### Stated goal
Write the records below out again exactly as given, with no images.

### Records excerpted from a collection
● ● ● ● ●
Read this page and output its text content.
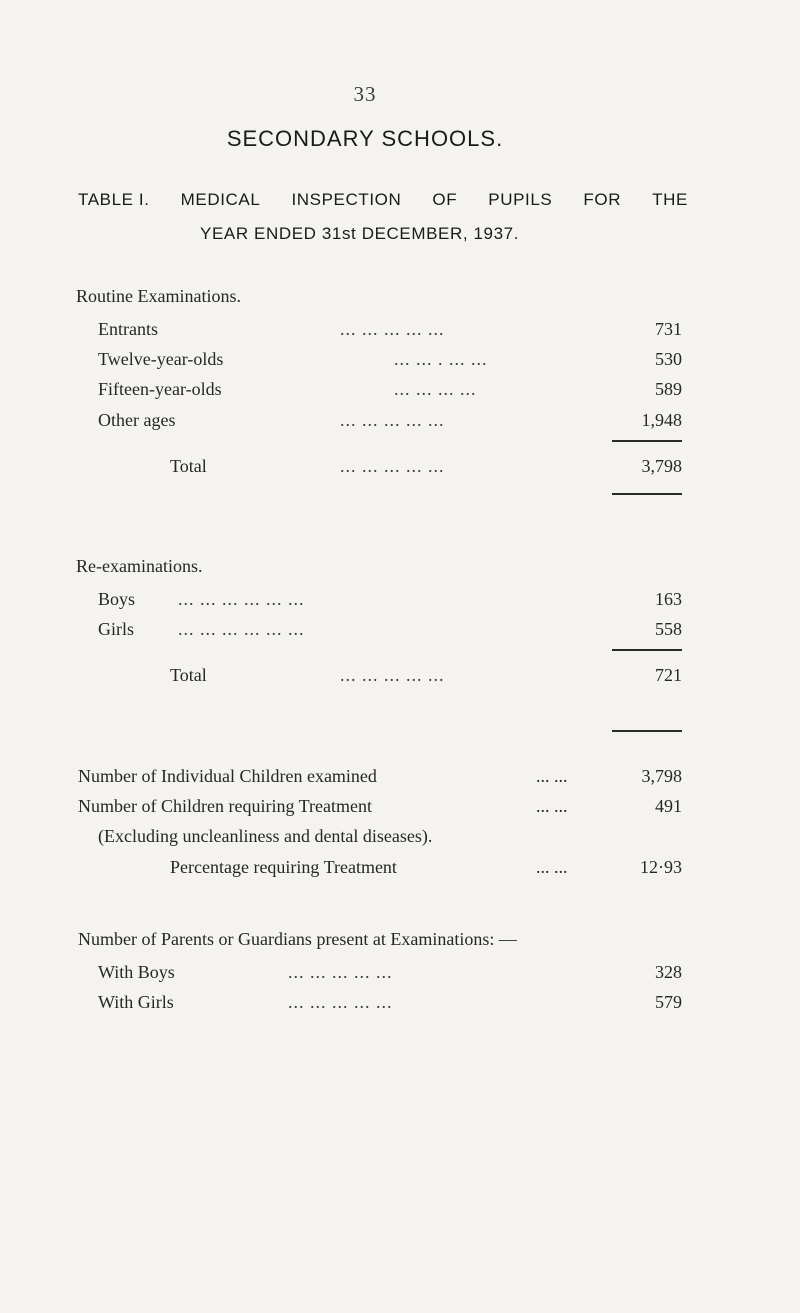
33
SECONDARY SCHOOLS.
TABLE I. MEDICAL INSPECTION OF PUPILS FOR THE
YEAR ENDED 31st DECEMBER, 1937.
Routine Examinations.
Entrants	... ... ... ... ...	731
Twelve-year-olds	... ... . ... ...	530
Fifteen-year-olds	... ... ... ...	589
Other ages	... ... ... ... ...	1,948
Total	... ... ... ... ...	3,798
Re-examinations.
Boys ... ... ... ... ... ...	163
Girls ... ... ... ... ... ...	558
Total	... ... ... ... ...	721
Number of Individual Children examined	... ...	3,798
Number of Children requiring Treatment	... ...	491
(Excluding uncleanliness and dental diseases).
Percentage requiring Treatment	... ...	12·93
Number of Parents or Guardians present at Examinations: —
With Boys	... ... ... ... ...	328
With Girls	... ... ... ... ...	579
● ● ● ● ●
### Finished exercise
Read this page and output its text content.
33
SECONDARY SCHOOLS.
TABLE I. MEDICAL INSPECTION OF PUPILS FOR THE
YEAR ENDED 31st DECEMBER, 1937.
Routine Examinations.
Entrants	... ... ... ... ...	731
Twelve-year-olds	... ... . ... ...	530
Fifteen-year-olds	... ... ... ...	589
Other ages	... ... ... ... ...	1,948
Total	... ... ... ... ...	3,798
Re-examinations.
Boys ... ... ... ... ... ...	163
Girls ... ... ... ... ... ...	558
Total	... ... ... ... ...	721
Number of Individual Children examined	... ...	3,798
Number of Children requiring Treatment	... ...	491
(Excluding uncleanliness and dental diseases).
Percentage requiring Treatment	... ...	12·93
Number of Parents or Guardians present at Examinations: —
With Boys	... ... ... ... ...	328
With Girls	... ... ... ... ...	579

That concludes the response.